** Reading text **

--- start ---

At Gyor, the writer Gyula Hay demanded an end to Russian bases in Hungary. A crowd of two thousand applauded his declaration.

The Petofi Circle announced that they would issue a manifesto of solidarity with the Polish national movement on the following day.

The paper of the Young Communists, Irodalmi Ujzag, quoted Paul Laszlo, a Csepel worker, “Up ’til now, we have not said a word ... But do not be disturbed. For we shall speak up too.”

October 22nd. Meetings in Budapest continued. The students of Lorand University adopted a statement expressing “fraternal sympathy for our Polish comrades who are now struggling for sovereignty and liberalization.” The students and professors of the Military Academy, Miklos Zrinyi, announced that they adhered to the political program of the Polytechnic University.

October 23rd. Demonstrations began in the streets of Budapest. Workers, students and army men were in the march. At first, the Ministry of the Interior forbade the demonstrations, but this was changed almost immediately, and an authorization was granted.

The marchers carried huge portraits of Lenin. They sang the Marseillaise, and shouted slogans of “Out with the Russians,” “Nagy to power,” “Put Rakosi on trial.” After about three hours, the crowd began to disperse, and it appeared that the manifestation had taken place without violence. The people gathered again before the Budapest radio station, shouting “Down with Gero.” A delegation of three youths was selected to go in and speak with government authorities. They were immediately arrested by the Secret Police. The crowd attempted to force the door of the building, and the police fired, killing three people.

The revolution had begun.

--- end ---

** Provided material **
--- start ---

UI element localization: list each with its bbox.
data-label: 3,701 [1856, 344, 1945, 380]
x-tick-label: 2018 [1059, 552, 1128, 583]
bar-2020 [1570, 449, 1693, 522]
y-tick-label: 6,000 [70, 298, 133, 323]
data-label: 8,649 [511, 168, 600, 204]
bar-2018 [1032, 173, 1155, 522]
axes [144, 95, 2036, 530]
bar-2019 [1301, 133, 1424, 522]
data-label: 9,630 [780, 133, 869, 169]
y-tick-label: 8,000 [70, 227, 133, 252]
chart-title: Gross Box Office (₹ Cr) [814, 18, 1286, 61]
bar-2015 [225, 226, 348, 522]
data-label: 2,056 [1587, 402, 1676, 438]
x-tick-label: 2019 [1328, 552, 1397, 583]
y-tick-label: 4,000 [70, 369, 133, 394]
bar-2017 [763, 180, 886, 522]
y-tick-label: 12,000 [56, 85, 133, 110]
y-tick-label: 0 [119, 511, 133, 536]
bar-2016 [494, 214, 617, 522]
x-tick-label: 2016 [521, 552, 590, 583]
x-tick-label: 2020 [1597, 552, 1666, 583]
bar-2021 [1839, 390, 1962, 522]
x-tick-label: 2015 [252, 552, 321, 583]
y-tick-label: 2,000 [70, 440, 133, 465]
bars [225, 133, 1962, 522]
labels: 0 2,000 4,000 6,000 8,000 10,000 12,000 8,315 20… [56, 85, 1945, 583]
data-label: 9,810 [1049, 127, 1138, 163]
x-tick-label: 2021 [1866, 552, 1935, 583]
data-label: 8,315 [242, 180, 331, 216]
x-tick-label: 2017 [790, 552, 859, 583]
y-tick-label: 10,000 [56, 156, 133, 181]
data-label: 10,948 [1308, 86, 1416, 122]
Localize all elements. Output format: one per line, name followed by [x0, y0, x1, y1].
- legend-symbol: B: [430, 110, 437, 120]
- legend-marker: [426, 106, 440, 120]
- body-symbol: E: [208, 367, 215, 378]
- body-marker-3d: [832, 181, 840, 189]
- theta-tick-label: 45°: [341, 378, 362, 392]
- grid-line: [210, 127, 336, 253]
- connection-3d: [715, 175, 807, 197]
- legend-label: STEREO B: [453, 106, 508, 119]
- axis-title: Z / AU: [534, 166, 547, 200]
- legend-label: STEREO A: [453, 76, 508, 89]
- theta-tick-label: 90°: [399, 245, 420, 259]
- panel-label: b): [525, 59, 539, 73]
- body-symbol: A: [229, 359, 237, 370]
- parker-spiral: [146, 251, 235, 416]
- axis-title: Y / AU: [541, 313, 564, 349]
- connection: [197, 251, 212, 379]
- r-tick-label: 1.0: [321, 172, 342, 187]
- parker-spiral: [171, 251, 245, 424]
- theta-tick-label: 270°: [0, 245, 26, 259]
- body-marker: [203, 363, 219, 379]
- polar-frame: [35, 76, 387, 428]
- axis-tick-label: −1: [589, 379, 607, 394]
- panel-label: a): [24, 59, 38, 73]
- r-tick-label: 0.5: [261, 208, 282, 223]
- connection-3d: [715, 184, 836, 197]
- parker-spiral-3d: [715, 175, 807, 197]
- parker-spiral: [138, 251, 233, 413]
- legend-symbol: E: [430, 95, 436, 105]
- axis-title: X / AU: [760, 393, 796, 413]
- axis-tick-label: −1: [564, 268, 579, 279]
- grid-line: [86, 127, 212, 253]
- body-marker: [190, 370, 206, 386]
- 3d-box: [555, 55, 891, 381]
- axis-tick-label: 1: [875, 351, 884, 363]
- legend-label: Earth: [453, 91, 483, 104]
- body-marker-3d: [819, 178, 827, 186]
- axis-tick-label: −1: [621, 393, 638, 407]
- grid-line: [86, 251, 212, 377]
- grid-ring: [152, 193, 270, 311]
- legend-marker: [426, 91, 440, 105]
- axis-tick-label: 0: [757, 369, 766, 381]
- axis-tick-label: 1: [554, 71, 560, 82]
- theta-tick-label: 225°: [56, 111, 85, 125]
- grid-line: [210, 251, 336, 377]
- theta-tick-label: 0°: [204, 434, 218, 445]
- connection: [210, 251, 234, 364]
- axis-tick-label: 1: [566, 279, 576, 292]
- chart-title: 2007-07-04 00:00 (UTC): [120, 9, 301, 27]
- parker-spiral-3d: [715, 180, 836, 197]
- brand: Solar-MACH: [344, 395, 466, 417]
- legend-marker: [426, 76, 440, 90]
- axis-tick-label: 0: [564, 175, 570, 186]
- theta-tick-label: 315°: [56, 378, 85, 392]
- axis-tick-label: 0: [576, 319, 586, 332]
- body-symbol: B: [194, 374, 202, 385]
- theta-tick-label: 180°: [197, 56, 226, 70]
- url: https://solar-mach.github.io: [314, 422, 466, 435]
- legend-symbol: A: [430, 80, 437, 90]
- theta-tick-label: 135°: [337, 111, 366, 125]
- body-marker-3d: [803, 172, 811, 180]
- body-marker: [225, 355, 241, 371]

--- end ---

** What is asked **
In the account of the Budapest demonstrations, what happened to the delegation of three youths chosen to speak with government authorities at the radio station?

** Output of the exercise **
The Secret Police arrested them immediately.